(Stored entries)
+++

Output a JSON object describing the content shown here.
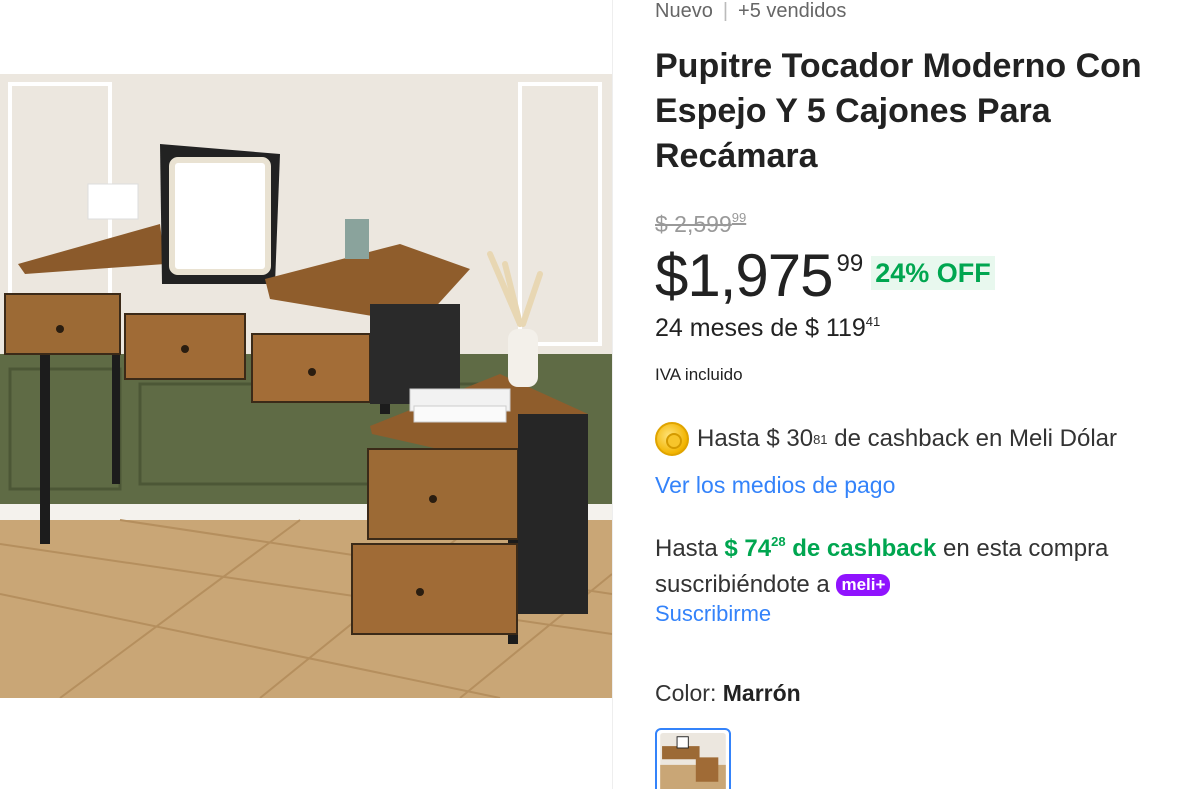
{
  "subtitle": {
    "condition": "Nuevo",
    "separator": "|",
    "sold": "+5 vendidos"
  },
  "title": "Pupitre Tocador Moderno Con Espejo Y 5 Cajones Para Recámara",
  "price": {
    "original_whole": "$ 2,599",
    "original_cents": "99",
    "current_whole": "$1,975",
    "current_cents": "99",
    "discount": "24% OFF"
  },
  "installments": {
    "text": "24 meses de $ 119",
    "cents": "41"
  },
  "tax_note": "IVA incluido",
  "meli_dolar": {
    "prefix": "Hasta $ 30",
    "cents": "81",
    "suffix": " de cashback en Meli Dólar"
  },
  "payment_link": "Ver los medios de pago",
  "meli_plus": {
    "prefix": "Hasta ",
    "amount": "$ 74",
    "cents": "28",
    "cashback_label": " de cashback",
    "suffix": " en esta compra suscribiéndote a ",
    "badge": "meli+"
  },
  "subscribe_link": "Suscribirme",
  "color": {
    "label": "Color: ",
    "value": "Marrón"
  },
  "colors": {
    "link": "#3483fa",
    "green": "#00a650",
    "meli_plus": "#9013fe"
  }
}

+++

• _Instruction_
Reproduce all entries without any change, and omit the pictures.

• _Output for this exercise_
Output a JSON object describing the content shown here.
{
  "subtitle": {
    "condition": "Nuevo",
    "separator": "|",
    "sold": "+5 vendidos"
  },
  "title": "Pupitre Tocador Moderno Con Espejo Y 5 Cajones Para Recámara",
  "price": {
    "original_whole": "$ 2,599",
    "original_cents": "99",
    "current_whole": "$1,975",
    "current_cents": "99",
    "discount": "24% OFF"
  },
  "installments": {
    "text": "24 meses de $ 119",
    "cents": "41"
  },
  "tax_note": "IVA incluido",
  "meli_dolar": {
    "prefix": "Hasta $ 30",
    "cents": "81",
    "suffix": " de cashback en Meli Dólar"
  },
  "payment_link": "Ver los medios de pago",
  "meli_plus": {
    "prefix": "Hasta ",
    "amount": "$ 74",
    "cents": "28",
    "cashback_label": " de cashback",
    "suffix": " en esta compra suscribiéndote a ",
    "badge": "meli+"
  },
  "subscribe_link": "Suscribirme",
  "color": {
    "label": "Color: ",
    "value": "Marrón"
  },
  "colors": {
    "link": "#3483fa",
    "green": "#00a650",
    "meli_plus": "#9013fe"
  }
}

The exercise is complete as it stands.